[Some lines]

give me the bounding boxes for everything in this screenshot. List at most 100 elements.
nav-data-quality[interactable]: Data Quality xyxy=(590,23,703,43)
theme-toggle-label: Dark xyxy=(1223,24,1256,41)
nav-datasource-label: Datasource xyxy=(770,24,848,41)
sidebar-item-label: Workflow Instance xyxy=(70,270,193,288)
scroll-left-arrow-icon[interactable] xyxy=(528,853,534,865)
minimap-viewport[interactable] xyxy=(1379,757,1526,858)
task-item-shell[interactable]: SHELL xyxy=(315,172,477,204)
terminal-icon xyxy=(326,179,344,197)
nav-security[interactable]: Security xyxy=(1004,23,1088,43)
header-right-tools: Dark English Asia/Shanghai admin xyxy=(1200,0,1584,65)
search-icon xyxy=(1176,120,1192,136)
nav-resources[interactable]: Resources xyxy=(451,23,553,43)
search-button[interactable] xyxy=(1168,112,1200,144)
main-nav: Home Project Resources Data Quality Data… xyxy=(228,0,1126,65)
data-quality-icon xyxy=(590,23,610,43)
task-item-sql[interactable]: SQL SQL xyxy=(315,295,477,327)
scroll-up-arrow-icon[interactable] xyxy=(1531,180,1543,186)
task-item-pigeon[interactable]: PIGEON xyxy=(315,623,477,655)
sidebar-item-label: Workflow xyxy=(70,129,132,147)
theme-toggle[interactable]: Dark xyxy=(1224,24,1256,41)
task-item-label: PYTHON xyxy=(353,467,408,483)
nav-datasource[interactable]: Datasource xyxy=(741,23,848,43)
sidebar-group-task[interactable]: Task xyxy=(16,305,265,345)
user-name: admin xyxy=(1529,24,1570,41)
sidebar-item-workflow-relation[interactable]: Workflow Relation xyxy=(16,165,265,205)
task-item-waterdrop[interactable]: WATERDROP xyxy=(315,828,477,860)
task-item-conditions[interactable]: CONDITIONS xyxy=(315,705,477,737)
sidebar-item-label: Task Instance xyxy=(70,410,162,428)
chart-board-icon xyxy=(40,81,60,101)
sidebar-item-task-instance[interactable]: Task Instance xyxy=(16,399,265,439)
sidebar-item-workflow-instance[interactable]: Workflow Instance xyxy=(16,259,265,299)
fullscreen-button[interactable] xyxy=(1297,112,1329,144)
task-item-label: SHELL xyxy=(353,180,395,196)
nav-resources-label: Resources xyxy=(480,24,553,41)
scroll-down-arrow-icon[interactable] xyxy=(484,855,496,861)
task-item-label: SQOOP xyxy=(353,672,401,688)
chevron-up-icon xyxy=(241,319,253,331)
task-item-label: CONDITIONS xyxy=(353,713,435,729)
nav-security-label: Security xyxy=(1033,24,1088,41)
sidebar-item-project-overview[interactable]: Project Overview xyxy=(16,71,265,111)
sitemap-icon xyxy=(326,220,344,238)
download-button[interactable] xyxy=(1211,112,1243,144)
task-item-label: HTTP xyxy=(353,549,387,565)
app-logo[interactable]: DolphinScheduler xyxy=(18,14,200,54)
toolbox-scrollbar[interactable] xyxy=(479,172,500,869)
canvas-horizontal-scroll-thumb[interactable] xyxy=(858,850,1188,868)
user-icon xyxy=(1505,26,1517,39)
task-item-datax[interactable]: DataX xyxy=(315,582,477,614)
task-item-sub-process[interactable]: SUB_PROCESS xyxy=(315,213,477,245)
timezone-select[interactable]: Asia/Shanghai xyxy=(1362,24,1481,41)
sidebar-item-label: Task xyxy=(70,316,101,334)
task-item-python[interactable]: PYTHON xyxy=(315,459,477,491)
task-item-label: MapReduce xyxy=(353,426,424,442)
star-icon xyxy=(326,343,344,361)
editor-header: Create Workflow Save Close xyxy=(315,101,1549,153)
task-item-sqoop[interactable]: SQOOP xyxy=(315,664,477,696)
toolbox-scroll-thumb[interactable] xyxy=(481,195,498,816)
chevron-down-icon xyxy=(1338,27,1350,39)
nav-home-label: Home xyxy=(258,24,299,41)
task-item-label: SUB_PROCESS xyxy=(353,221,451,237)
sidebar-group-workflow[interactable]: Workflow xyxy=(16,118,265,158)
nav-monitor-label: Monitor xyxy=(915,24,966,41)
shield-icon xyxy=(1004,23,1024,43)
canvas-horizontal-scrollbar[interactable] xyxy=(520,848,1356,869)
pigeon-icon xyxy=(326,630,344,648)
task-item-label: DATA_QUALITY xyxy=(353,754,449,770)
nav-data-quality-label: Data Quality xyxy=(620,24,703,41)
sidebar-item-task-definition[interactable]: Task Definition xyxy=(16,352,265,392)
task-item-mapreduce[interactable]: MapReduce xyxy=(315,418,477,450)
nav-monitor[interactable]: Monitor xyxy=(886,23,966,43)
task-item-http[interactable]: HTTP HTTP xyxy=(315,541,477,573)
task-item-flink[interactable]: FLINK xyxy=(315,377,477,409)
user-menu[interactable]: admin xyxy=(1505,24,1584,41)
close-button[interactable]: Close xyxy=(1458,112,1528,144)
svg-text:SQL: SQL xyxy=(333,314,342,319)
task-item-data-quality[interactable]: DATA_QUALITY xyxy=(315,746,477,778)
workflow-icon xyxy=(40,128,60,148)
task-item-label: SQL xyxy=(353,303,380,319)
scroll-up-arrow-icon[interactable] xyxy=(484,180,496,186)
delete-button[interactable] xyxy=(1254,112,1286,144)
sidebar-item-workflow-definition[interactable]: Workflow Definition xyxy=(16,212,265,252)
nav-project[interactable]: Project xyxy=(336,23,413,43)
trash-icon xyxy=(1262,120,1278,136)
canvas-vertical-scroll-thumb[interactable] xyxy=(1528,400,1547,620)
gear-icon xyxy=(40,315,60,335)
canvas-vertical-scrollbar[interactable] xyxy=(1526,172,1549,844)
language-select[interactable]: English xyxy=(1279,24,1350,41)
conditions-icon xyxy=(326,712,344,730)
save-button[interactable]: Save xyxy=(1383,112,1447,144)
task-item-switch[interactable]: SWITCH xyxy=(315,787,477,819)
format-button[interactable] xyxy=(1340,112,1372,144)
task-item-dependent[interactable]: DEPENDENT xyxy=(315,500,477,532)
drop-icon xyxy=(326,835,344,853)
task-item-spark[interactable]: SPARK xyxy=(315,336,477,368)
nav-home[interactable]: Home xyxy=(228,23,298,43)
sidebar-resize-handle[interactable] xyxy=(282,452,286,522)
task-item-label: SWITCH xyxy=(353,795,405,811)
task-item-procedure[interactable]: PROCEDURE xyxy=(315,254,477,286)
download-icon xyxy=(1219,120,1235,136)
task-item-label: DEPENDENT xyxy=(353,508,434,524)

_Set problem_. Please return all of the lines above, reproducing each one without any change.

_Written solution_.
give me the bounding boxes for everything in this screenshot. List at most 100 elements.
nav-data-quality[interactable]: Data Quality xyxy=(590,23,703,43)
theme-toggle-label: Dark xyxy=(1223,24,1256,41)
nav-datasource-label: Datasource xyxy=(770,24,848,41)
sidebar-item-label: Workflow Instance xyxy=(70,270,193,288)
scroll-left-arrow-icon[interactable] xyxy=(528,853,534,865)
minimap-viewport[interactable] xyxy=(1379,757,1526,858)
task-item-shell[interactable]: SHELL xyxy=(315,172,477,204)
terminal-icon xyxy=(326,179,344,197)
nav-security[interactable]: Security xyxy=(1004,23,1088,43)
header-right-tools: Dark English Asia/Shanghai admin xyxy=(1200,0,1584,65)
search-icon xyxy=(1176,120,1192,136)
nav-resources[interactable]: Resources xyxy=(451,23,553,43)
search-button[interactable] xyxy=(1168,112,1200,144)
main-nav: Home Project Resources Data Quality Data… xyxy=(228,0,1126,65)
data-quality-icon xyxy=(590,23,610,43)
task-item-sql[interactable]: SQL SQL xyxy=(315,295,477,327)
scroll-up-arrow-icon[interactable] xyxy=(1531,180,1543,186)
task-item-pigeon[interactable]: PIGEON xyxy=(315,623,477,655)
sidebar-item-label: Workflow xyxy=(70,129,132,147)
theme-toggle[interactable]: Dark xyxy=(1224,24,1256,41)
task-item-label: PYTHON xyxy=(353,467,408,483)
nav-datasource[interactable]: Datasource xyxy=(741,23,848,43)
sidebar-group-task[interactable]: Task xyxy=(16,305,265,345)
user-name: admin xyxy=(1529,24,1570,41)
sidebar-item-workflow-relation[interactable]: Workflow Relation xyxy=(16,165,265,205)
task-item-waterdrop[interactable]: WATERDROP xyxy=(315,828,477,860)
task-item-conditions[interactable]: CONDITIONS xyxy=(315,705,477,737)
sidebar-item-label: Task Instance xyxy=(70,410,162,428)
chart-board-icon xyxy=(40,81,60,101)
sidebar-item-task-instance[interactable]: Task Instance xyxy=(16,399,265,439)
sidebar-item-workflow-instance[interactable]: Workflow Instance xyxy=(16,259,265,299)
fullscreen-button[interactable] xyxy=(1297,112,1329,144)
task-item-label: SHELL xyxy=(353,180,395,196)
nav-resources-label: Resources xyxy=(480,24,553,41)
scroll-down-arrow-icon[interactable] xyxy=(484,855,496,861)
task-item-label: SQOOP xyxy=(353,672,401,688)
chevron-up-icon xyxy=(241,319,253,331)
task-item-label: CONDITIONS xyxy=(353,713,435,729)
nav-security-label: Security xyxy=(1033,24,1088,41)
sidebar-item-project-overview[interactable]: Project Overview xyxy=(16,71,265,111)
sitemap-icon xyxy=(326,220,344,238)
download-button[interactable] xyxy=(1211,112,1243,144)
task-item-label: HTTP xyxy=(353,549,387,565)
app-logo[interactable]: DolphinScheduler xyxy=(18,14,200,54)
toolbox-scrollbar[interactable] xyxy=(479,172,500,869)
canvas-horizontal-scroll-thumb[interactable] xyxy=(858,850,1188,868)
user-icon xyxy=(1505,26,1517,39)
task-item-datax[interactable]: DataX xyxy=(315,582,477,614)
task-item-sub-process[interactable]: SUB_PROCESS xyxy=(315,213,477,245)
timezone-select[interactable]: Asia/Shanghai xyxy=(1362,24,1481,41)
sidebar-item-label: Task xyxy=(70,316,101,334)
task-item-python[interactable]: PYTHON xyxy=(315,459,477,491)
task-item-label: MapReduce xyxy=(353,426,424,442)
star-icon xyxy=(326,343,344,361)
editor-header: Create Workflow Save Close xyxy=(315,101,1549,153)
task-item-sqoop[interactable]: SQOOP xyxy=(315,664,477,696)
toolbox-scroll-thumb[interactable] xyxy=(481,195,498,816)
chevron-down-icon xyxy=(1338,27,1350,39)
nav-home-label: Home xyxy=(258,24,299,41)
task-item-label: SUB_PROCESS xyxy=(353,221,451,237)
sidebar-group-workflow[interactable]: Workflow xyxy=(16,118,265,158)
nav-monitor-label: Monitor xyxy=(915,24,966,41)
shield-icon xyxy=(1004,23,1024,43)
canvas-horizontal-scrollbar[interactable] xyxy=(520,848,1356,869)
pigeon-icon xyxy=(326,630,344,648)
task-item-label: DATA_QUALITY xyxy=(353,754,449,770)
nav-data-quality-label: Data Quality xyxy=(620,24,703,41)
sidebar-item-task-definition[interactable]: Task Definition xyxy=(16,352,265,392)
task-item-mapreduce[interactable]: MapReduce xyxy=(315,418,477,450)
nav-monitor[interactable]: Monitor xyxy=(886,23,966,43)
task-item-http[interactable]: HTTP HTTP xyxy=(315,541,477,573)
task-item-flink[interactable]: FLINK xyxy=(315,377,477,409)
user-menu[interactable]: admin xyxy=(1505,24,1584,41)
close-button[interactable]: Close xyxy=(1458,112,1528,144)
svg-text:SQL: SQL xyxy=(333,314,342,319)
task-item-data-quality[interactable]: DATA_QUALITY xyxy=(315,746,477,778)
workflow-icon xyxy=(40,128,60,148)
task-item-label: SQL xyxy=(353,303,380,319)
scroll-up-arrow-icon[interactable] xyxy=(484,180,496,186)
delete-button[interactable] xyxy=(1254,112,1286,144)
sidebar-item-workflow-definition[interactable]: Workflow Definition xyxy=(16,212,265,252)
nav-project[interactable]: Project xyxy=(336,23,413,43)
trash-icon xyxy=(1262,120,1278,136)
canvas-vertical-scroll-thumb[interactable] xyxy=(1528,400,1547,620)
gear-icon xyxy=(40,315,60,335)
canvas-vertical-scrollbar[interactable] xyxy=(1526,172,1549,844)
language-select[interactable]: English xyxy=(1279,24,1350,41)
conditions-icon xyxy=(326,712,344,730)
save-button[interactable]: Save xyxy=(1383,112,1447,144)
task-item-switch[interactable]: SWITCH xyxy=(315,787,477,819)
format-button[interactable] xyxy=(1340,112,1372,144)
task-item-dependent[interactable]: DEPENDENT xyxy=(315,500,477,532)
drop-icon xyxy=(326,835,344,853)
task-item-spark[interactable]: SPARK xyxy=(315,336,477,368)
nav-home[interactable]: Home xyxy=(228,23,298,43)
sidebar-resize-handle[interactable] xyxy=(282,452,286,522)
task-item-label: SWITCH xyxy=(353,795,405,811)
task-item-procedure[interactable]: PROCEDURE xyxy=(315,254,477,286)
download-icon xyxy=(1219,120,1235,136)
task-item-label: DEPENDENT xyxy=(353,508,434,524)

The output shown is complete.